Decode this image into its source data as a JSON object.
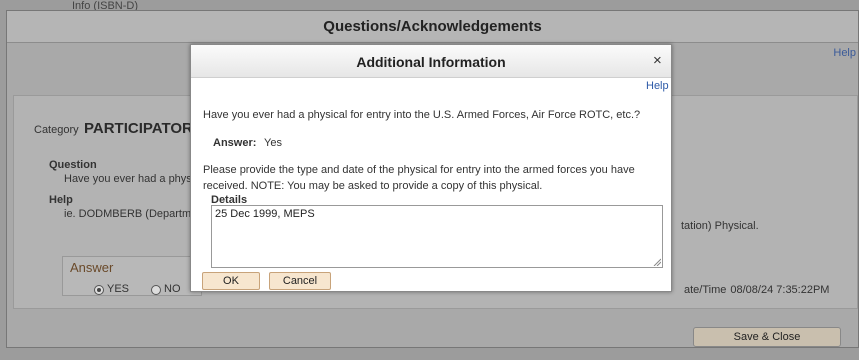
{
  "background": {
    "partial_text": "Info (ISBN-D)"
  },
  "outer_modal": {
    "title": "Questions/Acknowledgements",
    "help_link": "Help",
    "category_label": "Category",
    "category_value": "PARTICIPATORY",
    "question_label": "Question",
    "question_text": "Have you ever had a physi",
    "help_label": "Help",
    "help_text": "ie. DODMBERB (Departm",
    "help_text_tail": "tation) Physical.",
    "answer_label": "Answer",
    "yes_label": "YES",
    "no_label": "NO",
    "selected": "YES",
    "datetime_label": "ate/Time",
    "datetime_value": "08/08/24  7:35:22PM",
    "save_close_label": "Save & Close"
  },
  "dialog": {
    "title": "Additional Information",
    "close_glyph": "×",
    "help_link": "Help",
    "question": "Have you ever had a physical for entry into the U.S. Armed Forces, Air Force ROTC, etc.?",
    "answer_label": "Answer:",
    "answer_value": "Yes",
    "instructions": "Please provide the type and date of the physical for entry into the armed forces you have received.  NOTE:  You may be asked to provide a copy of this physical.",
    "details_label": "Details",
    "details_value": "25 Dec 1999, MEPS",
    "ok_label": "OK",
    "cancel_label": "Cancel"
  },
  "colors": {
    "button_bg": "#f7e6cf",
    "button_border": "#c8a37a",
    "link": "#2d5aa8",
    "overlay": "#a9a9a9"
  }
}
____
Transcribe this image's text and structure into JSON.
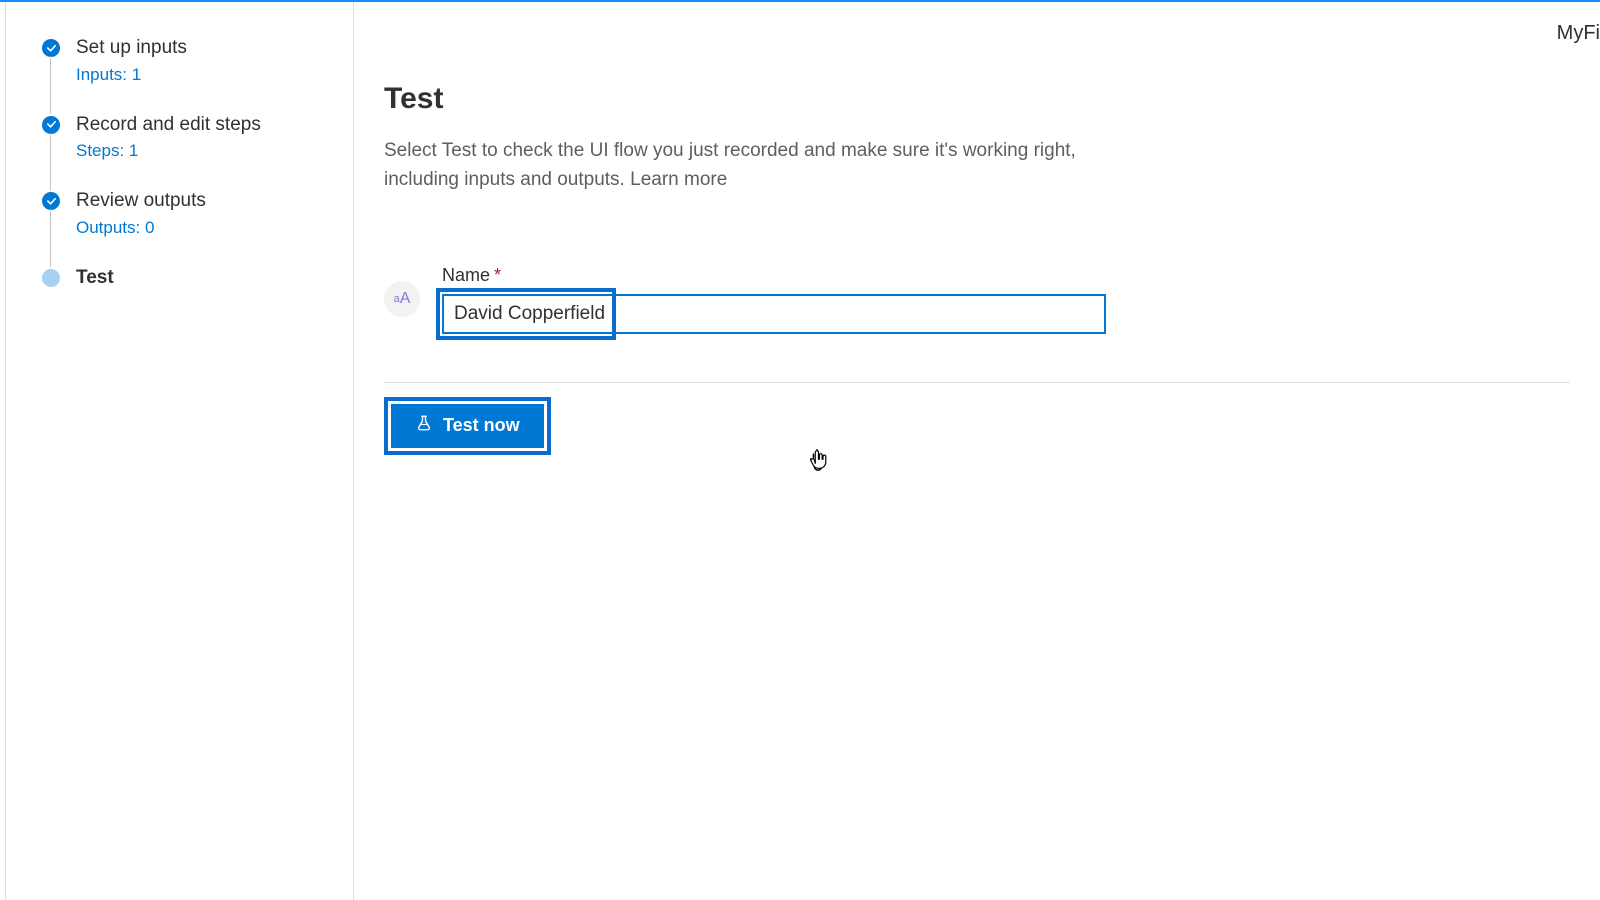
____
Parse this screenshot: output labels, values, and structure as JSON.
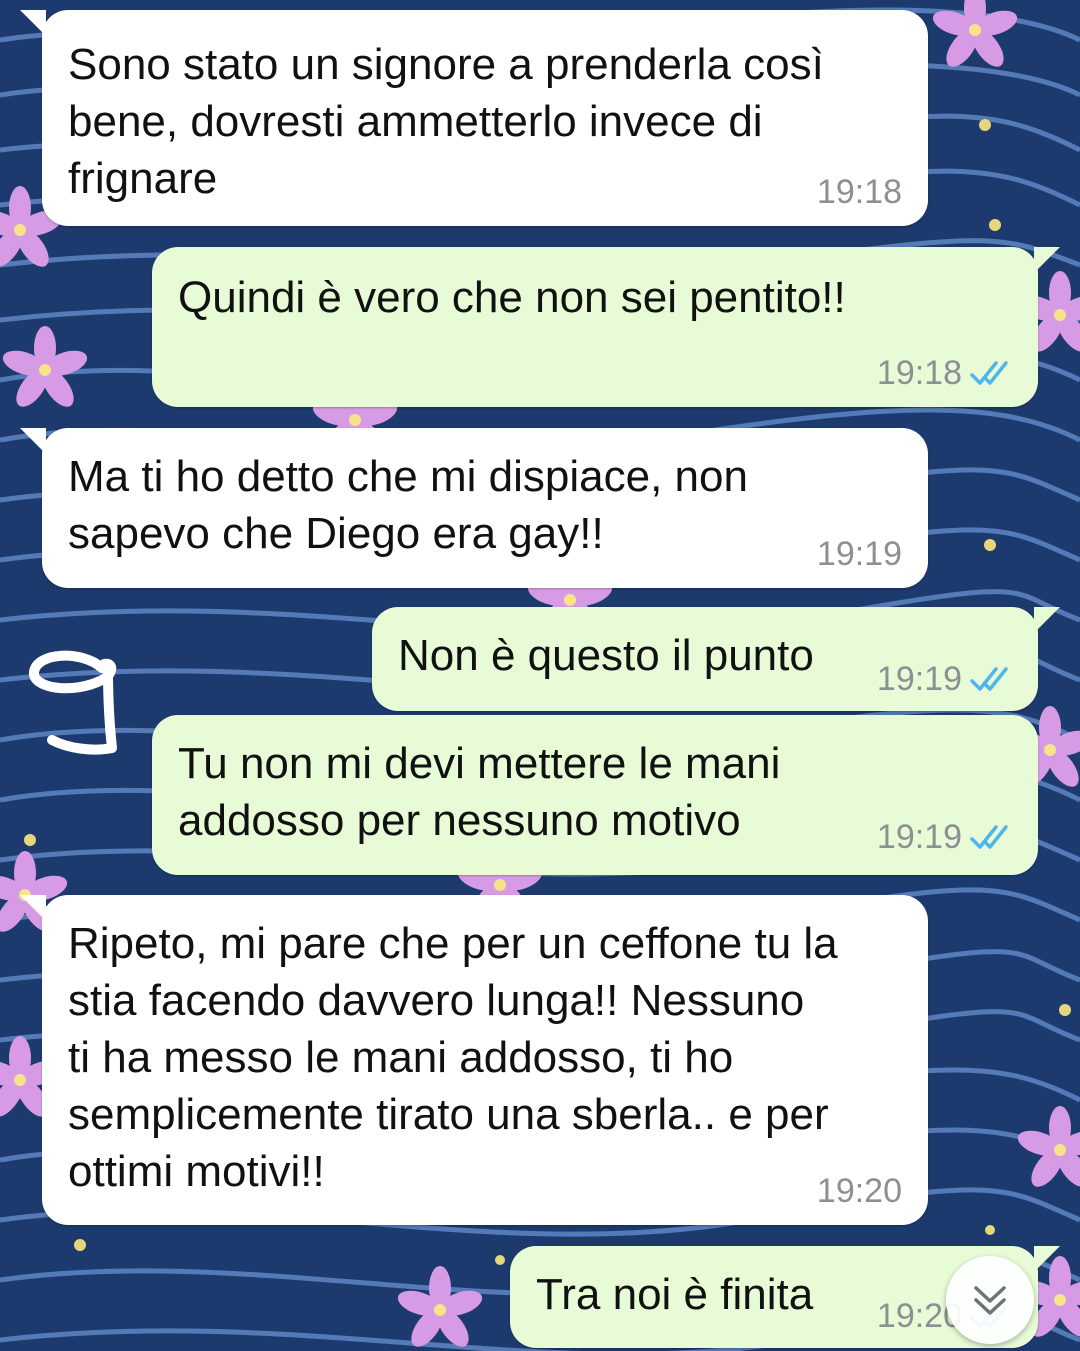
____
* Given exercise:
Above are the records. Copy every line in them holding "structure".

* Full solution:
Transcribe this image's text and structure into JSON.
Parse this screenshot: output labels, values, and structure as JSON.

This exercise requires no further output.